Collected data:
** Start **

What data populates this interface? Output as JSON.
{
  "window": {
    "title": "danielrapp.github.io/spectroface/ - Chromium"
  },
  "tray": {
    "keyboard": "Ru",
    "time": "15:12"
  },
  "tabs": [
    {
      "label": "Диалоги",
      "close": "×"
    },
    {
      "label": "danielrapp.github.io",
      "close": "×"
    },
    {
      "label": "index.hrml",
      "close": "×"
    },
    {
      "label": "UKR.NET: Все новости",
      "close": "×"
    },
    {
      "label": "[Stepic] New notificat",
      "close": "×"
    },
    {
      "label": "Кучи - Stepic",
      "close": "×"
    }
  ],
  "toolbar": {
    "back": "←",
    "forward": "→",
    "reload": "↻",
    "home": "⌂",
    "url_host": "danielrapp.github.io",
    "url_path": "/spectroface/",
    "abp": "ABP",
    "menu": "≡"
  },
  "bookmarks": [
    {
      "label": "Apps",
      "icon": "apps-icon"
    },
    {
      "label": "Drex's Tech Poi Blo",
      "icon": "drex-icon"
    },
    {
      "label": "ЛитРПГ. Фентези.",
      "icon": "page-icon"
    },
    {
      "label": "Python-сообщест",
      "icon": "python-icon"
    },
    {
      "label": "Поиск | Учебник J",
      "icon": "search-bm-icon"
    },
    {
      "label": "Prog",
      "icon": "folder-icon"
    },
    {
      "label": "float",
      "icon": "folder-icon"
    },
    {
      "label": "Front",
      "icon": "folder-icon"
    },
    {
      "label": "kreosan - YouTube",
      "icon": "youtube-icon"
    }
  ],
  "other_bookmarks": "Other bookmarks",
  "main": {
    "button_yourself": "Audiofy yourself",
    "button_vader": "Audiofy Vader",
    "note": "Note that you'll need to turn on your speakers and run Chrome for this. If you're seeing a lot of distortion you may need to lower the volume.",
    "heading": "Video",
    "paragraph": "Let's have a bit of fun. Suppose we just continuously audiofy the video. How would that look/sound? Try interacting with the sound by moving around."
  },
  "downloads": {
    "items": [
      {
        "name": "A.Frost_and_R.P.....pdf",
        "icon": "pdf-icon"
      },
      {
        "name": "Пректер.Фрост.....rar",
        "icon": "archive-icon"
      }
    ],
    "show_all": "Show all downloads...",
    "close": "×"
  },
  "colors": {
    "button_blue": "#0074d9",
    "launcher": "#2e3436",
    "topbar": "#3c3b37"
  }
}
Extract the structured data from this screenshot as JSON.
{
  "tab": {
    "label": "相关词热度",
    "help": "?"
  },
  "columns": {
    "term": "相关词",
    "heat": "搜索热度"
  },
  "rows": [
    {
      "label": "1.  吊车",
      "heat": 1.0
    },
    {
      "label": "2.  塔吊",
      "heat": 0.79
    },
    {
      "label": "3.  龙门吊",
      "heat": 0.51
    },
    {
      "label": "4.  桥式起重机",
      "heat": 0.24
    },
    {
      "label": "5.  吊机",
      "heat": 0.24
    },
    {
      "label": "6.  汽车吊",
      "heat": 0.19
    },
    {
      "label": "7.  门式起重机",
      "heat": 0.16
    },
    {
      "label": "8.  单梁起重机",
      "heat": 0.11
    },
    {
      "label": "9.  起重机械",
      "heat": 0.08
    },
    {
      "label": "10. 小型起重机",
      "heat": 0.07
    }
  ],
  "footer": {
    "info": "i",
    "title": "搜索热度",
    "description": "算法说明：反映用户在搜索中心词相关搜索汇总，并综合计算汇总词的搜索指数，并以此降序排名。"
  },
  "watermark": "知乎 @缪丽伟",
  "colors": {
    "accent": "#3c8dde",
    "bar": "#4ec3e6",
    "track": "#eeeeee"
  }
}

** End **

## What you should do
Collect each line above holding the string "downloads".

## Task solution
  "downloads": {
    "show_all": "Show all downloads...",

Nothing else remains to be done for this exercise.